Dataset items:
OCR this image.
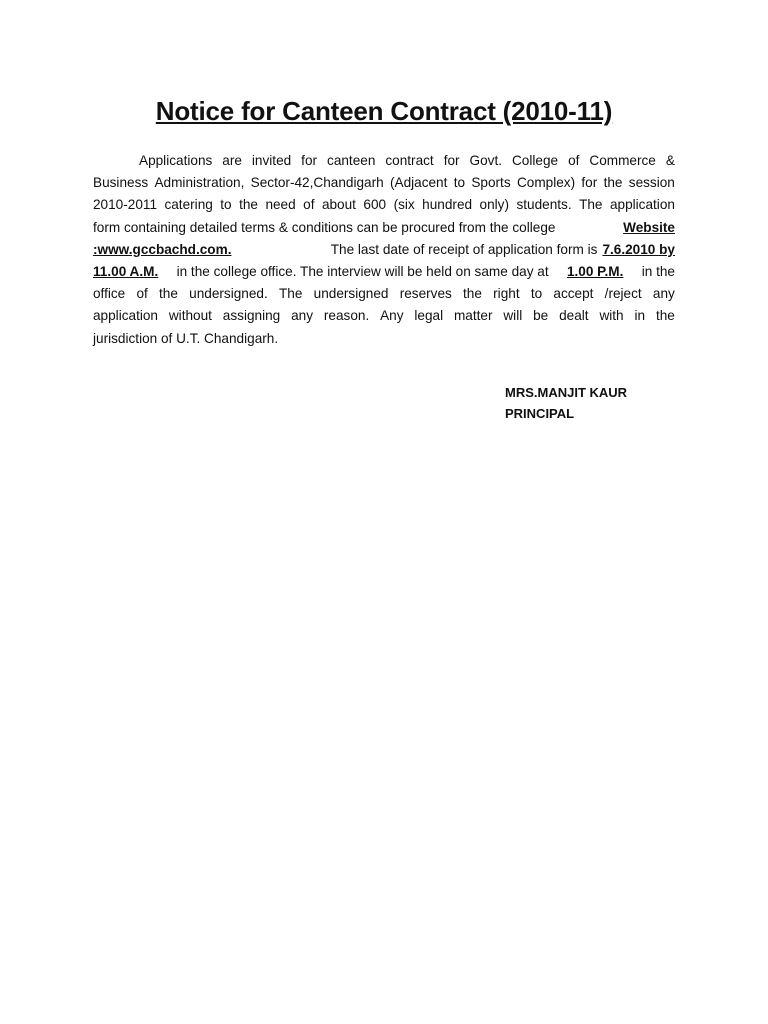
Notice for Canteen Contract (2010-11)
Applications are invited for canteen contract for Govt. College of Commerce &
Business Administration, Sector-42,Chandigarh (Adjacent to Sports Complex) for the session
2010-2011 catering to the need of about 600 (six hundred only) students. The application
form containing detailed terms & conditions can be procured from the college	Website
:www.gccbachd.com.	The last date of receipt of application form is 7.6.2010 by
11.00 A.M. in the college office. The interview will be held on same day at 1.00 P.M. in the
office of the undersigned. The undersigned reserves the right to accept /reject any
application without assigning any reason. Any legal matter will be dealt with in the
jurisdiction of U.T. Chandigarh.
MRS.MANJIT KAUR
PRINCIPAL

→ **Directive**
Quote all the lines above exactly as given. Do not include the pictures.

→ **Task solution**
OCR this image.
Notice for Canteen Contract (2010-11)
Applications are invited for canteen contract for Govt. College of Commerce &
Business Administration, Sector-42,Chandigarh (Adjacent to Sports Complex) for the session
2010-2011 catering to the need of about 600 (six hundred only) students. The application
form containing detailed terms & conditions can be procured from the college	Website
:www.gccbachd.com.	The last date of receipt of application form is 7.6.2010 by
11.00 A.M. in the college office. The interview will be held on same day at 1.00 P.M. in the
office of the undersigned. The undersigned reserves the right to accept /reject any
application without assigning any reason. Any legal matter will be dealt with in the
jurisdiction of U.T. Chandigarh.
MRS.MANJIT KAUR
PRINCIPAL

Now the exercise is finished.